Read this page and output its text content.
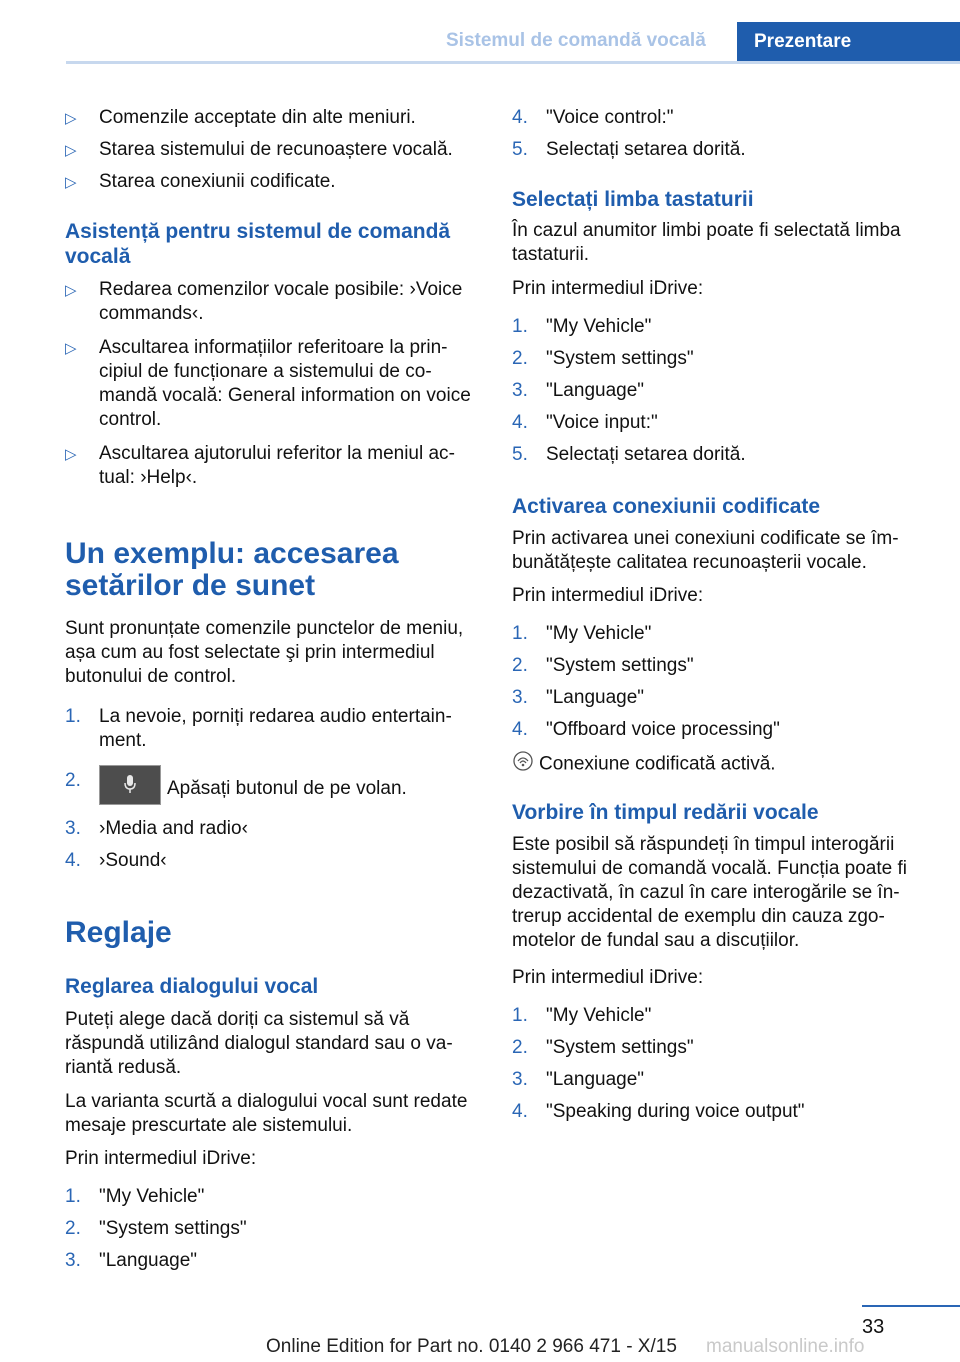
Sistemul de comandă vocală	Prezentare
▷ Comenzile acceptate din alte meniuri.
▷ Starea sistemului de recunoaștere vocală.
▷ Starea conexiunii codificate.
Asistență pentru sistemul de comandă vocală
▷ Redarea comenzilor vocale posibile: ›Voice commands‹.
▷ Ascultarea informațiilor referitoare la principiul de funcționare a sistemului de comandă vocală: General information on voice control.
▷ Ascultarea ajutorului referitor la meniul actual: ›Help‹.
Un exemplu: accesarea setărilor de sunet

Sunt pronunțate comenzile punctelor de meniu, așa cum au fost selectate şi prin intermediul butonului de control.

1. La nevoie, porniți redarea audio entertainment.
2.	Apăsați butonul de pe volan.
3. ›Media and radio‹
4. ›Sound‹
Reglaje
Reglarea dialogului vocal

Puteți alege dacă doriți ca sistemul să vă răspundă utilizând dialogul standard sau o variantă redusă.

La varianta scurtă a dialogului vocal sunt redate mesaje prescurtate ale sistemului.

Prin intermediul iDrive:

1. "My Vehicle"
2. "System settings"
3. "Language"
4. "Voice control:"
5. Selectați setarea dorită.
Selectați limba tastaturii

În cazul anumitor limbi poate fi selectată limba tastaturii.

Prin intermediul iDrive:

1. "My Vehicle"
2. "System settings"
3. "Language"
4. "Voice input:"
5. Selectați setarea dorită.
Activarea conexiunii codificate

Prin activarea unei conexiuni codificate se îmbunătățește calitatea recunoașterii vocale.

Prin intermediul iDrive:

1. "My Vehicle"
2. "System settings"
3. "Language"
4. "Offboard voice processing"
Conexiune codificată activă.
Vorbire în timpul redării vocale

Este posibil să răspundeți în timpul interogării sistemului de comandă vocală. Funcția poate fi dezactivată, în cazul în care interogările se întrerup accidental de exemplu din cauza zgomotelor de fundal sau a discuțiilor.

Prin intermediul iDrive:

1. "My Vehicle"
2. "System settings"
3. "Language"
4. "Speaking during voice output"
33
Online Edition for Part no. 0140 2 966 471 - X/15 manualsonline.info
---+---
*Directions for this task*: Scan the material above for the string "conexiunii" and report each line where you find it.

*Solution to this task*:
▷ Starea conexiunii codificate.
Activarea conexiunii codificate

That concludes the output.